Task details :: Transcribe the entries that follow exactly as they appear, minus pictures.
--------------------------------
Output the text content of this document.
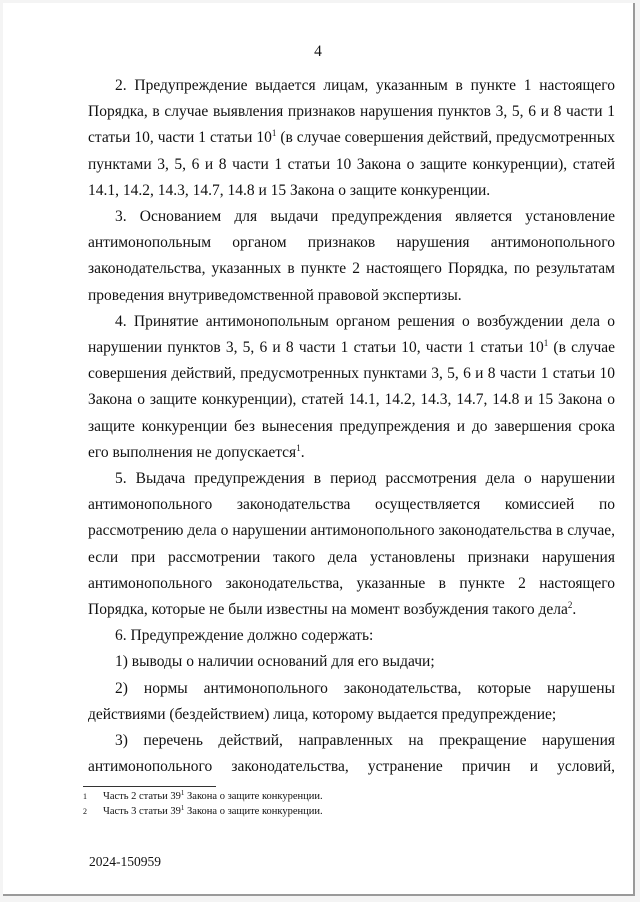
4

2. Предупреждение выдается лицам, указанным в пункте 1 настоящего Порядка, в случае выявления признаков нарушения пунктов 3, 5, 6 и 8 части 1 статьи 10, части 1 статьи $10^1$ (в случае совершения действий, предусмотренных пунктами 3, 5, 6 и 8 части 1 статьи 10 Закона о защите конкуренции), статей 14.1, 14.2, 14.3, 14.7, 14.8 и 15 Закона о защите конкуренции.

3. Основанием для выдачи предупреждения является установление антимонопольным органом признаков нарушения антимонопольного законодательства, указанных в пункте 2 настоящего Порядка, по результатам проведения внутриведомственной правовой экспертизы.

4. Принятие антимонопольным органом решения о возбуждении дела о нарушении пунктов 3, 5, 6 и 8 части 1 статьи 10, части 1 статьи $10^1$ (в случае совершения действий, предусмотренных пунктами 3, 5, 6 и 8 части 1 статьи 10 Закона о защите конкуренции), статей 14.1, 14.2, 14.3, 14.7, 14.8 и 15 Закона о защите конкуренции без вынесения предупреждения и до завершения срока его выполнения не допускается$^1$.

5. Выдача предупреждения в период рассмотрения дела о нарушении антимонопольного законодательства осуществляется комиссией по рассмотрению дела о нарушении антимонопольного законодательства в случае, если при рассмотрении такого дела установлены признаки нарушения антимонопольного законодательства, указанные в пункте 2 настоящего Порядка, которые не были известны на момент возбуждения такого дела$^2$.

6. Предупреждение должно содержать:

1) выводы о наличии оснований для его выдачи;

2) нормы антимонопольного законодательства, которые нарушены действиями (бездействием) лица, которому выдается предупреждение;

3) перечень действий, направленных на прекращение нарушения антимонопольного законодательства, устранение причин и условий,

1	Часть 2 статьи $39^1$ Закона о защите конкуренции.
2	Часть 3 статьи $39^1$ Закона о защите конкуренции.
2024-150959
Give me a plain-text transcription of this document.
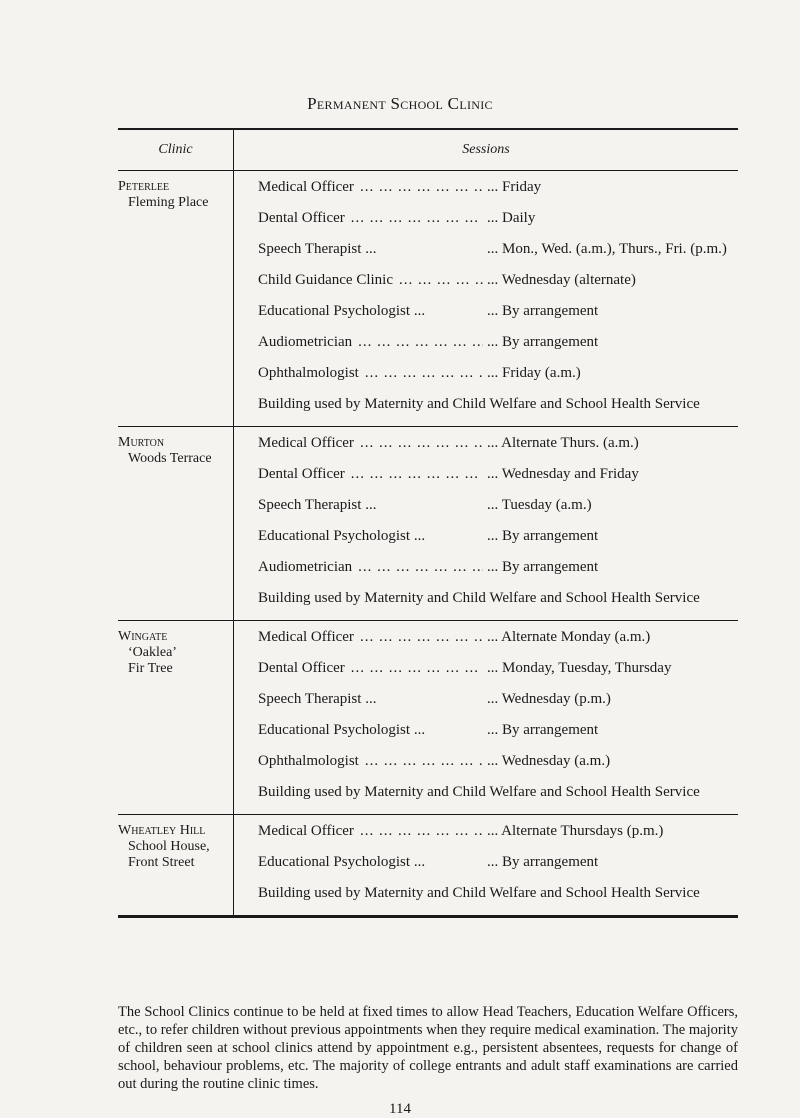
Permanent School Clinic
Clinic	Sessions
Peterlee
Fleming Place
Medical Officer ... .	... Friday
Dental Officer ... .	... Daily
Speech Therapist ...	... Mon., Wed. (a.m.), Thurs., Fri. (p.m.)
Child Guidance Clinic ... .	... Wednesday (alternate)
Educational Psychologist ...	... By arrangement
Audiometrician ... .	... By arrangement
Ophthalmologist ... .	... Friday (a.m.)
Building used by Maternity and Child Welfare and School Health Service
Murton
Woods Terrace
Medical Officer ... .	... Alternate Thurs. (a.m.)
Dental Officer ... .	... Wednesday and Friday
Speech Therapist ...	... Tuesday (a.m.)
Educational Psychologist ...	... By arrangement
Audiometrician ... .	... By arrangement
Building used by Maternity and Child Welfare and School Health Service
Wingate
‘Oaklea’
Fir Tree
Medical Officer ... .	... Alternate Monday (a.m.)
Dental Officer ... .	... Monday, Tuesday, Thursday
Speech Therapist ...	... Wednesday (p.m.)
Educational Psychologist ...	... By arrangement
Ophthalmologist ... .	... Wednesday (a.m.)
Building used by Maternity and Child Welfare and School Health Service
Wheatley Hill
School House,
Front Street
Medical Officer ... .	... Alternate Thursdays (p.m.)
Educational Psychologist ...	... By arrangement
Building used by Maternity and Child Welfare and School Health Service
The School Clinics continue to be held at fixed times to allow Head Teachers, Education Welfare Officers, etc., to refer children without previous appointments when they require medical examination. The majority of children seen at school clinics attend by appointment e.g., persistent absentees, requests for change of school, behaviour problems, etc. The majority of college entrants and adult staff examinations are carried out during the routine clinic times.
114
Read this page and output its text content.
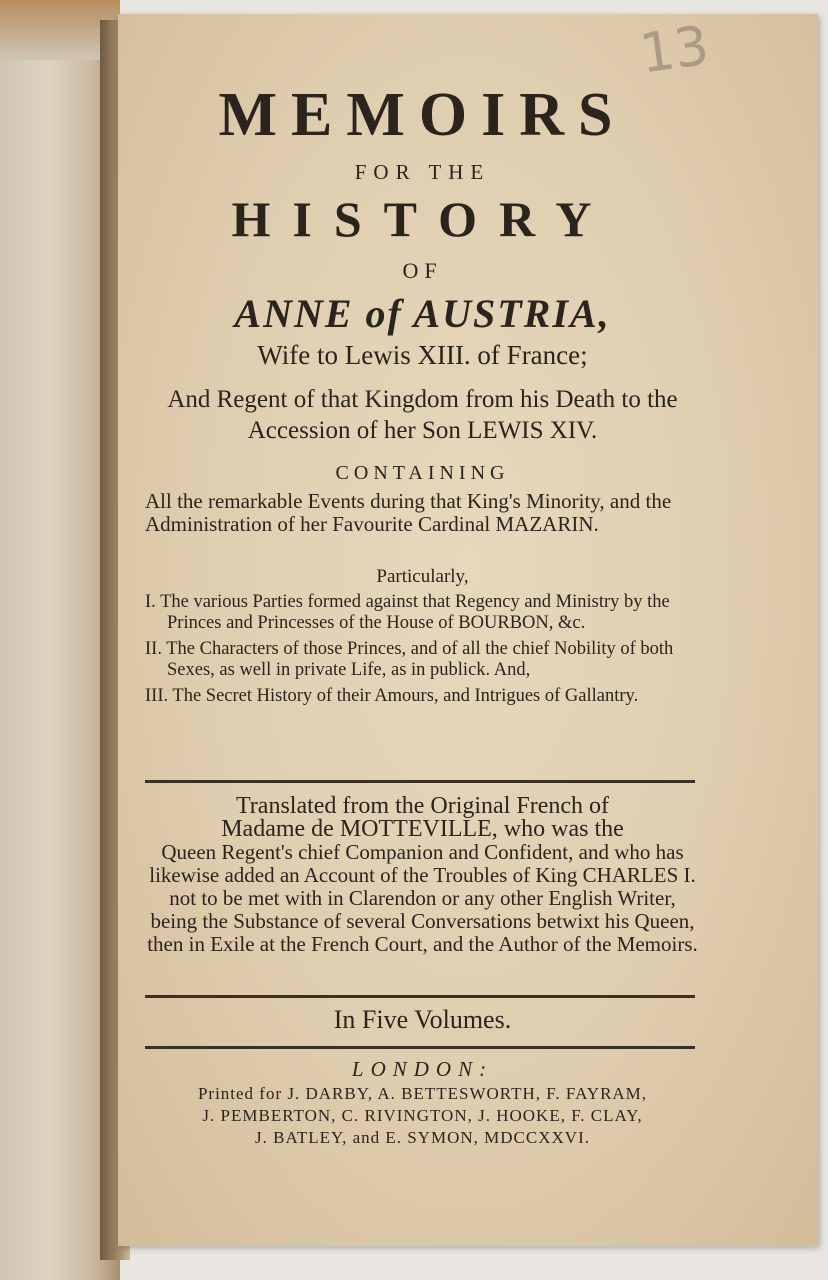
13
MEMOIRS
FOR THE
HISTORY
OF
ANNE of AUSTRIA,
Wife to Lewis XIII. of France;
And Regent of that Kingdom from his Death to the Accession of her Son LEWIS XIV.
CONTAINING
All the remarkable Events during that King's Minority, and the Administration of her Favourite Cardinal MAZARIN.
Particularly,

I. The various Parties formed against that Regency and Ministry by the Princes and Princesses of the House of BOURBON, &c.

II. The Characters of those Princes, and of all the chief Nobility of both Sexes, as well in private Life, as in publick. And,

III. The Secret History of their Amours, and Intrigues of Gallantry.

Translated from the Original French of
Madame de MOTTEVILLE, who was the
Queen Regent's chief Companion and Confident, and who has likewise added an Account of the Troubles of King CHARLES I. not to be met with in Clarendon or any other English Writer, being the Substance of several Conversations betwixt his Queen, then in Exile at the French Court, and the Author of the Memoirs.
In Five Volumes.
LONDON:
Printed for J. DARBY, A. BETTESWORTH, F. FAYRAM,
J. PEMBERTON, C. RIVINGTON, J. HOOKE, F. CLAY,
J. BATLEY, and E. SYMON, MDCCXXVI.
--------------------------------
Full answer ::
Output the text content of this document.
4

2. Предупреждение выдается лицам, указанным в пункте 1 настоящего Порядка, в случае выявления признаков нарушения пунктов 3, 5, 6 и 8 части 1 статьи 10, части 1 статьи $10^1$ (в случае совершения действий, предусмотренных пунктами 3, 5, 6 и 8 части 1 статьи 10 Закона о защите конкуренции), статей 14.1, 14.2, 14.3, 14.7, 14.8 и 15 Закона о защите конкуренции.

3. Основанием для выдачи предупреждения является установление антимонопольным органом признаков нарушения антимонопольного законодательства, указанных в пункте 2 настоящего Порядка, по результатам проведения внутриведомственной правовой экспертизы.

4. Принятие антимонопольным органом решения о возбуждении дела о нарушении пунктов 3, 5, 6 и 8 части 1 статьи 10, части 1 статьи $10^1$ (в случае совершения действий, предусмотренных пунктами 3, 5, 6 и 8 части 1 статьи 10 Закона о защите конкуренции), статей 14.1, 14.2, 14.3, 14.7, 14.8 и 15 Закона о защите конкуренции без вынесения предупреждения и до завершения срока его выполнения не допускается$^1$.

5. Выдача предупреждения в период рассмотрения дела о нарушении антимонопольного законодательства осуществляется комиссией по рассмотрению дела о нарушении антимонопольного законодательства в случае, если при рассмотрении такого дела установлены признаки нарушения антимонопольного законодательства, указанные в пункте 2 настоящего Порядка, которые не были известны на момент возбуждения такого дела$^2$.

6. Предупреждение должно содержать:

1) выводы о наличии оснований для его выдачи;

2) нормы антимонопольного законодательства, которые нарушены действиями (бездействием) лица, которому выдается предупреждение;

3) перечень действий, направленных на прекращение нарушения антимонопольного законодательства, устранение причин и условий,

1	Часть 2 статьи $39^1$ Закона о защите конкуренции.
2	Часть 3 статьи $39^1$ Закона о защите конкуренции.
2024-150959
Give me a plain-text transcription of this document.
Permanent School Clinic
Clinic	Sessions
Peterlee
Fleming Place
Medical Officer ... .	... Friday
Dental Officer ... .	... Daily
Speech Therapist ...	... Mon., Wed. (a.m.), Thurs., Fri. (p.m.)
Child Guidance Clinic ... .	... Wednesday (alternate)
Educational Psychologist ...	... By arrangement
Audiometrician ... .	... By arrangement
Ophthalmologist ... .	... Friday (a.m.)
Building used by Maternity and Child Welfare and School Health Service
Murton
Woods Terrace
Medical Officer ... .	... Alternate Thurs. (a.m.)
Dental Officer ... .	... Wednesday and Friday
Speech Therapist ...	... Tuesday (a.m.)
Educational Psychologist ...	... By arrangement
Audiometrician ... .	... By arrangement
Building used by Maternity and Child Welfare and School Health Service
Wingate
‘Oaklea’
Fir Tree
Medical Officer ... .	... Alternate Monday (a.m.)
Dental Officer ... .	... Monday, Tuesday, Thursday
Speech Therapist ...	... Wednesday (p.m.)
Educational Psychologist ...	... By arrangement
Ophthalmologist ... .	... Wednesday (a.m.)
Building used by Maternity and Child Welfare and School Health Service
Wheatley Hill
School House,
Front Street
Medical Officer ... .	... Alternate Thursdays (p.m.)
Educational Psychologist ...	... By arrangement
Building used by Maternity and Child Welfare and School Health Service
The School Clinics continue to be held at fixed times to allow Head Teachers, Education Welfare Officers, etc., to refer children without previous appointments when they require medical examination. The majority of children seen at school clinics attend by appointment e.g., persistent absentees, requests for change of school, behaviour problems, etc. The majority of college entrants and adult staff examinations are carried out during the routine clinic times.
114
Read this page and output its text content.
13
MEMOIRS
FOR THE
HISTORY
OF
ANNE of AUSTRIA,
Wife to Lewis XIII. of France;
And Regent of that Kingdom from his Death to the Accession of her Son LEWIS XIV.
CONTAINING
All the remarkable Events during that King's Minority, and the Administration of her Favourite Cardinal MAZARIN.
Particularly,

I. The various Parties formed against that Regency and Ministry by the Princes and Princesses of the House of BOURBON, &c.

II. The Characters of those Princes, and of all the chief Nobility of both Sexes, as well in private Life, as in publick. And,

III. The Secret History of their Amours, and Intrigues of Gallantry.

Translated from the Original French of
Madame de MOTTEVILLE, who was the
Queen Regent's chief Companion and Confident, and who has likewise added an Account of the Troubles of King CHARLES I. not to be met with in Clarendon or any other English Writer, being the Substance of several Conversations betwixt his Queen, then in Exile at the French Court, and the Author of the Memoirs.
In Five Volumes.
LONDON:
Printed for J. DARBY, A. BETTESWORTH, F. FAYRAM,
J. PEMBERTON, C. RIVINGTON, J. HOOKE, F. CLAY,
J. BATLEY, and E. SYMON, MDCCXXVI.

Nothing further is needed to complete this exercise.